··· STORED DATA ···
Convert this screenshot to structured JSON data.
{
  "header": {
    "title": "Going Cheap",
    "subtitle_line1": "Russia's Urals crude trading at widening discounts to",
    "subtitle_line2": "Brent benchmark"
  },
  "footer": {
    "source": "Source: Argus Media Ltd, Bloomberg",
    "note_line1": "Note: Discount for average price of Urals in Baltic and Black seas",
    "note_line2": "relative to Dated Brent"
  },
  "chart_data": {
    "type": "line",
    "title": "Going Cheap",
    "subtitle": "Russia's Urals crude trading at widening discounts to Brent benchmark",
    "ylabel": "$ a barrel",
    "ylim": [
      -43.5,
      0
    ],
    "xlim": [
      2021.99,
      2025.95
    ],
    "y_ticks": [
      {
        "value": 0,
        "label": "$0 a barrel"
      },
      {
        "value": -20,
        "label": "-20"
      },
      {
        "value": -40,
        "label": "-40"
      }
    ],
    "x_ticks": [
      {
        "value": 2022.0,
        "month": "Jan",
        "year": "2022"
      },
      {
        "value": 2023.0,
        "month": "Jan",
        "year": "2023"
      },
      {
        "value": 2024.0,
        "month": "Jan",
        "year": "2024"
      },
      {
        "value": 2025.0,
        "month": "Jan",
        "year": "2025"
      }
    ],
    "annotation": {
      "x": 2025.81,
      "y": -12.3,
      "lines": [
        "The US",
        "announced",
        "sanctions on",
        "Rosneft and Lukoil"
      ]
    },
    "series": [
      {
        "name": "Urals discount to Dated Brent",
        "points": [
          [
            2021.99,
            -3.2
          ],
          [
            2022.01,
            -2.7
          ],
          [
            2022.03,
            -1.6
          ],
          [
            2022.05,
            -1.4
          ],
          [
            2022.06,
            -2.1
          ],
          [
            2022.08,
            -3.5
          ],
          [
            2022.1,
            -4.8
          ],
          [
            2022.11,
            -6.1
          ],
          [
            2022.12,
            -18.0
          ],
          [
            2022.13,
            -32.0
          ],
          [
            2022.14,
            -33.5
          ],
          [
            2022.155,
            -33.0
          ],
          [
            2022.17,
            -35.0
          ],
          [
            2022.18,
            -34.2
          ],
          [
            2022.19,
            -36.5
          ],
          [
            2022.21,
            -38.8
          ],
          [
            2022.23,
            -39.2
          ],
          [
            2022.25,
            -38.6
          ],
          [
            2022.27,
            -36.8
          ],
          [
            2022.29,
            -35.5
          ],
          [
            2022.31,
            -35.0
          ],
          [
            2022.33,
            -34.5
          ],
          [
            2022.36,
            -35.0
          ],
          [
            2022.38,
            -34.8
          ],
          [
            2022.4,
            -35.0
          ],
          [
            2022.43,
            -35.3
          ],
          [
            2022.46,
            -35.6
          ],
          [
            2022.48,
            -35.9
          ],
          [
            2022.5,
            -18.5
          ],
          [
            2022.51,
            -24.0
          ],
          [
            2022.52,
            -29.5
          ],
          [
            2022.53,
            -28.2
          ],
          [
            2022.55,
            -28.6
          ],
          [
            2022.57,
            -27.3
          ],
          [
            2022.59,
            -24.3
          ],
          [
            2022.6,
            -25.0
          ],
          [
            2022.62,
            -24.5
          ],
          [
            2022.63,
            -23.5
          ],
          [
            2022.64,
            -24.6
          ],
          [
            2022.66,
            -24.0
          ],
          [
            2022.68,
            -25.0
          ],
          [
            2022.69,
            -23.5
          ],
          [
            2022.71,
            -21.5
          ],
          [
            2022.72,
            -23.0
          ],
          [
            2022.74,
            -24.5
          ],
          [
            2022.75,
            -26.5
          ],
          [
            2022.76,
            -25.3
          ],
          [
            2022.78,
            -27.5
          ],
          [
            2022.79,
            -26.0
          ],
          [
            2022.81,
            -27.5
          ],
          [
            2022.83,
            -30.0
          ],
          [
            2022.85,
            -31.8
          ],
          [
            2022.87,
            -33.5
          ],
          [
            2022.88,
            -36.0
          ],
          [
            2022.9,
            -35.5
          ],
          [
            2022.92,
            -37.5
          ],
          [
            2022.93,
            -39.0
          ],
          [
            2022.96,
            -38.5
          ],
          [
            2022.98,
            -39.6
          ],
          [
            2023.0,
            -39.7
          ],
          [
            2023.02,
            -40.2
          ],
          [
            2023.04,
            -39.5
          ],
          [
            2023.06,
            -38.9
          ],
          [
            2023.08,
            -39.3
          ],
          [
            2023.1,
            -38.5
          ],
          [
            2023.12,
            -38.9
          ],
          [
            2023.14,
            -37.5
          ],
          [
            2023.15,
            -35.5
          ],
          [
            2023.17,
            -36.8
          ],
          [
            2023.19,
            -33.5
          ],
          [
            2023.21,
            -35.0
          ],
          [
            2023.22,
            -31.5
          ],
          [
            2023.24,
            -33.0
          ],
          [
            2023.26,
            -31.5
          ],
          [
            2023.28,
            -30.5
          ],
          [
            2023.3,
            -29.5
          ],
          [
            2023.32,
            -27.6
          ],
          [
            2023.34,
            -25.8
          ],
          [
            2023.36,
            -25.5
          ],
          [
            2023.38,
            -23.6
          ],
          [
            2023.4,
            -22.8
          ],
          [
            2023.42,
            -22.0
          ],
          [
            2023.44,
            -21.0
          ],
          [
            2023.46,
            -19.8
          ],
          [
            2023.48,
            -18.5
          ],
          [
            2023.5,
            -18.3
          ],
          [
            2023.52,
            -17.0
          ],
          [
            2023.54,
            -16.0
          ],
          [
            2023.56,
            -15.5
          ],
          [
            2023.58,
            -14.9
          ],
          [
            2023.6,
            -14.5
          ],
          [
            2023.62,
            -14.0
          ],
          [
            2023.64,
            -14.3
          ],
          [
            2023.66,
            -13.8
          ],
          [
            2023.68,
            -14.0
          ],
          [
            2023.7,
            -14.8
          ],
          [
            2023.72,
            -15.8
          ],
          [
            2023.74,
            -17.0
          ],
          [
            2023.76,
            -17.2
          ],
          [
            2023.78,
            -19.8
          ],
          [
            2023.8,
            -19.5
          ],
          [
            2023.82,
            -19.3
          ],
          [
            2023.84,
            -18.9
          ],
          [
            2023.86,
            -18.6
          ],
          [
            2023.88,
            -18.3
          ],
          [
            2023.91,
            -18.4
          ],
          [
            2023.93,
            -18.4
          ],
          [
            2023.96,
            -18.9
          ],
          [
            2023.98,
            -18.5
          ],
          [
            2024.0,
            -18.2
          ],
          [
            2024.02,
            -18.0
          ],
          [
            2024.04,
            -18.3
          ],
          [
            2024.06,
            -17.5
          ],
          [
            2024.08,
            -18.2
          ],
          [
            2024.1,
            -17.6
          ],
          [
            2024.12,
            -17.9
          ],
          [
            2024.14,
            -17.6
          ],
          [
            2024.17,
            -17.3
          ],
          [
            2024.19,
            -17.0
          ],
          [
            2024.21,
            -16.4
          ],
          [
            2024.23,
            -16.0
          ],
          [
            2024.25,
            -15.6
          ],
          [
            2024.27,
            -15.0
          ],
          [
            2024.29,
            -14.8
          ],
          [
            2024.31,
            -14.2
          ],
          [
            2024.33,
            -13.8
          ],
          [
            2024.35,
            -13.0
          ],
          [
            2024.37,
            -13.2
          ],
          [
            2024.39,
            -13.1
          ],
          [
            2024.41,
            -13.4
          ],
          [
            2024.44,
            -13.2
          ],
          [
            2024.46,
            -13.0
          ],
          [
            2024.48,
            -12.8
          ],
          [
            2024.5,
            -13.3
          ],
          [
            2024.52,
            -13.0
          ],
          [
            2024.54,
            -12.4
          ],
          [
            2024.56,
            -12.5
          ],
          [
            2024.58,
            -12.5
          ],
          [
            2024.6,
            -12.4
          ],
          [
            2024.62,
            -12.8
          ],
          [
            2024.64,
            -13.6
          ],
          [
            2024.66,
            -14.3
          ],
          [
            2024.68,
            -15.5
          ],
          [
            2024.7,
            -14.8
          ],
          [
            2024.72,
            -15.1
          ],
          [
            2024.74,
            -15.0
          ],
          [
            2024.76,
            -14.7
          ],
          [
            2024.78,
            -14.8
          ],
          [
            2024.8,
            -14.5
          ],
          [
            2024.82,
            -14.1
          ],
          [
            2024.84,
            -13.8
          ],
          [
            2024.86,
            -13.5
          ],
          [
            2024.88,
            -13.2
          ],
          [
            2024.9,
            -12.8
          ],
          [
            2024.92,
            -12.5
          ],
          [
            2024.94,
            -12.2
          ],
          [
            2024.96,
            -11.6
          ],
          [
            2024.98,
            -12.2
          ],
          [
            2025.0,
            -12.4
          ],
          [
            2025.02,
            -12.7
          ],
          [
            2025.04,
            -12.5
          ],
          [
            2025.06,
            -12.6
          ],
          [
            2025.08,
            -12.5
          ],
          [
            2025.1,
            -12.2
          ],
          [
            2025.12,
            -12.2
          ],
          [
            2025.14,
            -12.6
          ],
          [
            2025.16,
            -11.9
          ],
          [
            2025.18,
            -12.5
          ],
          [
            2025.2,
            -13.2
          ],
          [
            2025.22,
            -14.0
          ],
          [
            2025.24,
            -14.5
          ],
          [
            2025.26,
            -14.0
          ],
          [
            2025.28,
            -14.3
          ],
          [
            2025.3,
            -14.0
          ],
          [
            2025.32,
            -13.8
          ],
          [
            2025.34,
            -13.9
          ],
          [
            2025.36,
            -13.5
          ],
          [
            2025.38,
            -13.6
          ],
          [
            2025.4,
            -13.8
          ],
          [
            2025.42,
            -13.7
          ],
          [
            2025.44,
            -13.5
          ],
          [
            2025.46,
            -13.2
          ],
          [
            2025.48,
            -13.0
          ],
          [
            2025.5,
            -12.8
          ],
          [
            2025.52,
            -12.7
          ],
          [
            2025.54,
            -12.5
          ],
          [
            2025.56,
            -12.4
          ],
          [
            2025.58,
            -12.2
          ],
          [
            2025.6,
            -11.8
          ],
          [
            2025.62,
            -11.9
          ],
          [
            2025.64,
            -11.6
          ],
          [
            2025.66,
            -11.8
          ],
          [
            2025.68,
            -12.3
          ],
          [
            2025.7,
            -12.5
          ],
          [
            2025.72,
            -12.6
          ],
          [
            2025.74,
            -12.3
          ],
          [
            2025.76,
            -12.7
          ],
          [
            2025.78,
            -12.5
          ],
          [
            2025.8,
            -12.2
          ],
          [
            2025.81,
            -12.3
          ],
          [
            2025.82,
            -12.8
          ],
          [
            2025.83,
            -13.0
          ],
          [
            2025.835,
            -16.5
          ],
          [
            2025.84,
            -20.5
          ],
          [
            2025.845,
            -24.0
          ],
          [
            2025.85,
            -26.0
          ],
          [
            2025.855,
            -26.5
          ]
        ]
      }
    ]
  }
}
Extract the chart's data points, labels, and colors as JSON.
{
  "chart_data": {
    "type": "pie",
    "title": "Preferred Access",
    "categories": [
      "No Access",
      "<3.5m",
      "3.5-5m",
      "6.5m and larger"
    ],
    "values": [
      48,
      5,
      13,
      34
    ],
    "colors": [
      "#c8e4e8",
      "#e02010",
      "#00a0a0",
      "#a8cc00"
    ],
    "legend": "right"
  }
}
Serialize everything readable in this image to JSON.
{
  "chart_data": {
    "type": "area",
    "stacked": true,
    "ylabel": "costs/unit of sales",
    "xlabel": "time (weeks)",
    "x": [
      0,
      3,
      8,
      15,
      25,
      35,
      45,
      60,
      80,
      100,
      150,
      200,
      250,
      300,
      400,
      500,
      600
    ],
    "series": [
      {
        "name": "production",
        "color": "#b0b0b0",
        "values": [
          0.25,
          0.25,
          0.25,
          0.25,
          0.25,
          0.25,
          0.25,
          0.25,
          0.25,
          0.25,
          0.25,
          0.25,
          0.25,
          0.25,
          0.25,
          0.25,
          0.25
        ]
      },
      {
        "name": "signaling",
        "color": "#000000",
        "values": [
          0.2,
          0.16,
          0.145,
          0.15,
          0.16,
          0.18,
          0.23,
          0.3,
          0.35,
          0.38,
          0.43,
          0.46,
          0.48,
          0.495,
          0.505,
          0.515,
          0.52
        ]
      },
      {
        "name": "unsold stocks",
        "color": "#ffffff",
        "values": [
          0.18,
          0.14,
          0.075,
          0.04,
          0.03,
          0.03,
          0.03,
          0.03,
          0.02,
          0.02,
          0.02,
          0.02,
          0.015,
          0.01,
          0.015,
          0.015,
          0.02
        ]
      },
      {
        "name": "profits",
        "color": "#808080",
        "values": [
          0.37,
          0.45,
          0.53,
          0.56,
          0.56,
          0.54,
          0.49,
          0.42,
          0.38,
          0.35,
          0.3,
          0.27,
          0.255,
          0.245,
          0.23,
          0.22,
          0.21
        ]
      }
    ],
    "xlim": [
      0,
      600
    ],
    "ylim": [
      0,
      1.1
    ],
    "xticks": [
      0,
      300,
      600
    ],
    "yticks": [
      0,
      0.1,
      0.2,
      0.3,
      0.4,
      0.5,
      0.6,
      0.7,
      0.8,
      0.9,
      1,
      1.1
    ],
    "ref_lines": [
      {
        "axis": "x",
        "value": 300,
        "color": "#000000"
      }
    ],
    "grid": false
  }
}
···
REQUIRED TASK
Collect each line above holding the string "widening".

EXERCISE SOLUTION
    "subtitle_line1": "Russia's Urals crude trading at widening discounts to",
    "subtitle": "Russia's Urals crude trading at widening discounts to Brent benchmark",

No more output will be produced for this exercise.